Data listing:
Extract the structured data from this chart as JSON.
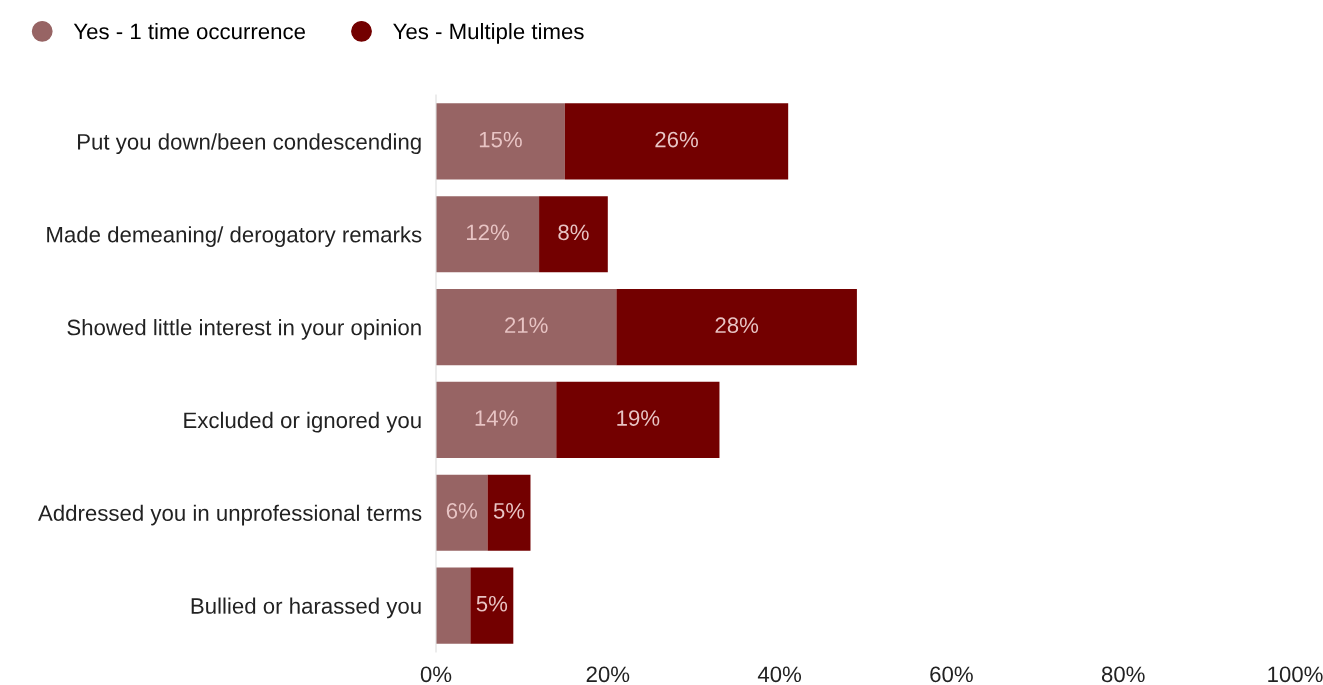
{
  "chart_data": {
    "type": "bar",
    "orientation": "horizontal",
    "stacked": true,
    "categories": [
      "Put you down/been condescending",
      "Made demeaning/ derogatory remarks",
      "Showed little interest in your opinion",
      "Excluded or ignored you",
      "Addressed you in unprofessional terms",
      "Bullied or harassed you"
    ],
    "series": [
      {
        "name": "Yes - 1 time occurrence",
        "color": "#976464",
        "values": [
          15,
          12,
          21,
          14,
          6,
          4
        ],
        "value_labels": [
          "15%",
          "12%",
          "21%",
          "14%",
          "6%",
          null
        ]
      },
      {
        "name": "Yes - Multiple times",
        "color": "#730000",
        "values": [
          26,
          8,
          28,
          19,
          5,
          5
        ],
        "value_labels": [
          "26%",
          "8%",
          "28%",
          "19%",
          "5%",
          "5%"
        ]
      }
    ],
    "xlim": [
      0,
      100
    ],
    "xticks": [
      {
        "value": 0,
        "label": "0%"
      },
      {
        "value": 20,
        "label": "20%"
      },
      {
        "value": 40,
        "label": "40%"
      },
      {
        "value": 60,
        "label": "60%"
      },
      {
        "value": 80,
        "label": "80%"
      },
      {
        "value": 100,
        "label": "100%"
      }
    ],
    "grid": false,
    "legend": "top left"
  }
}
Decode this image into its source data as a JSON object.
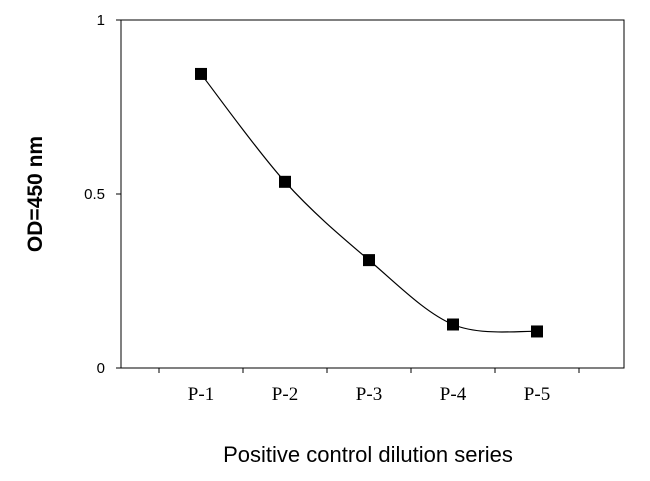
{
  "chart_data": {
    "type": "line",
    "categories": [
      "P-1",
      "P-2",
      "P-3",
      "P-4",
      "P-5"
    ],
    "series": [
      {
        "values": [
          0.845,
          0.535,
          0.31,
          0.125,
          0.105
        ]
      }
    ],
    "xlabel": "Positive control dilution series",
    "ylabel": "OD=450 nm",
    "ylim": [
      0,
      1
    ],
    "yticks": [
      0,
      0.5,
      1
    ],
    "ytick_labels": [
      "0",
      "0.5",
      "1"
    ],
    "grid": false,
    "marker": "square",
    "line_style": "smooth",
    "colors": {
      "line": "#000000",
      "marker": "#000000",
      "axis": "#000000"
    }
  }
}
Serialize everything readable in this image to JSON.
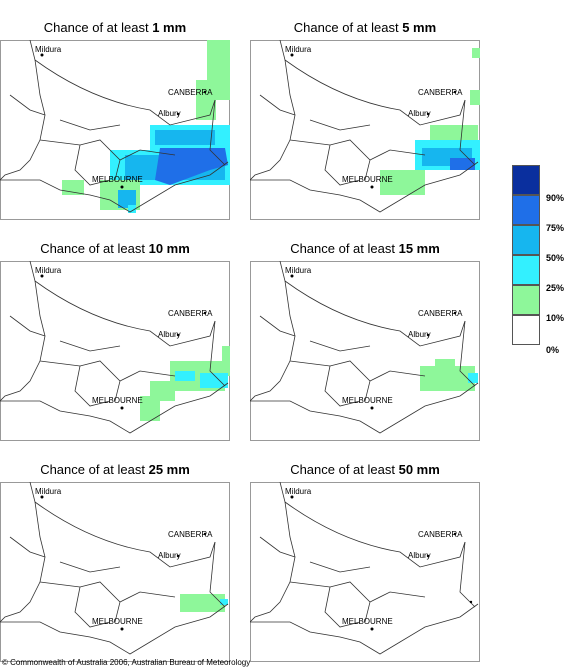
{
  "panels": [
    {
      "title_prefix": "Chance of at least",
      "amount": "1 mm"
    },
    {
      "title_prefix": "Chance of at least",
      "amount": "5 mm"
    },
    {
      "title_prefix": "Chance of at least",
      "amount": "10 mm"
    },
    {
      "title_prefix": "Chance of at least",
      "amount": "15 mm"
    },
    {
      "title_prefix": "Chance of at least",
      "amount": "25 mm"
    },
    {
      "title_prefix": "Chance of at least",
      "amount": "50 mm"
    }
  ],
  "places": {
    "mildura": "Mildura",
    "canberra": "CANBERRA",
    "albury": "Albury",
    "melbourne": "MELBOURNE"
  },
  "legend": {
    "labels": [
      "90%",
      "75%",
      "50%",
      "25%",
      "10%",
      "0%"
    ],
    "colors": [
      "#0a2f9e",
      "#1f6fe8",
      "#16b6ef",
      "#33f0ff",
      "#8ef79a",
      "#ffffff"
    ]
  },
  "copyright": "© Commonwealth of Australia 2006, Australian Bureau of Meteorology"
}
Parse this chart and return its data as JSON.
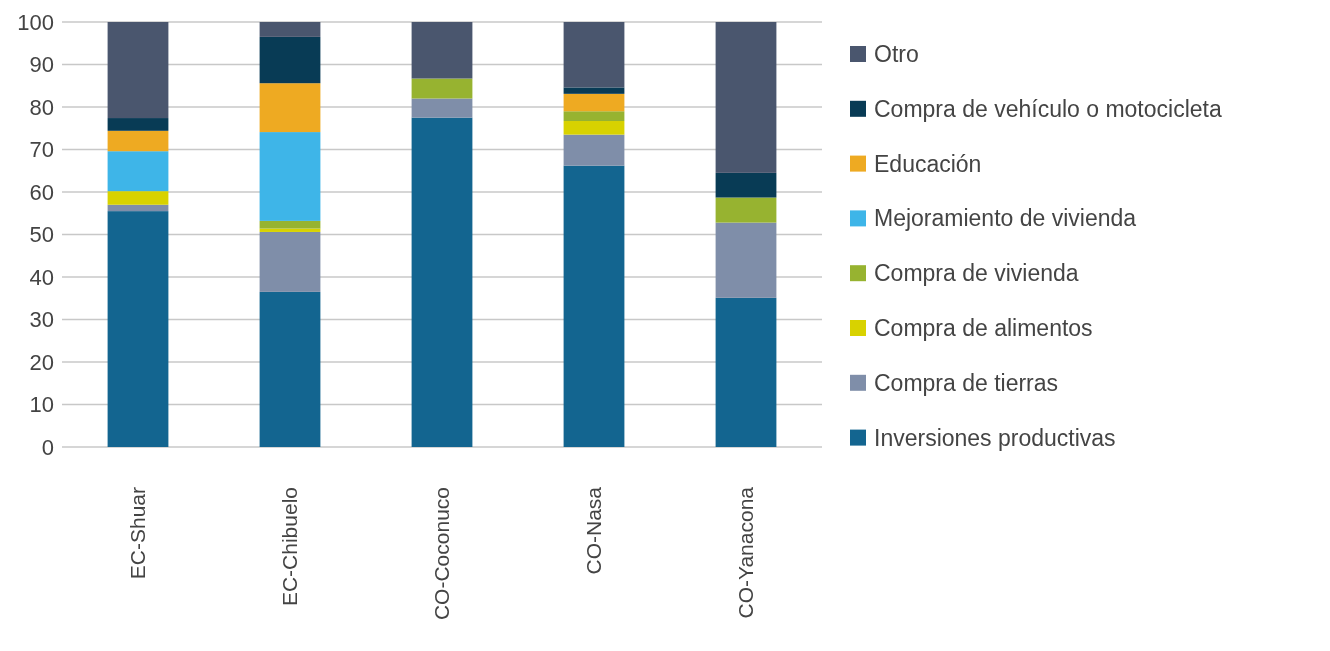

> What needs to be done
Look through the records and gather each line with the word "image".

> Answer below
Decode this image into its source data as a JSON object.
Serialize everything readable in this image to JSON.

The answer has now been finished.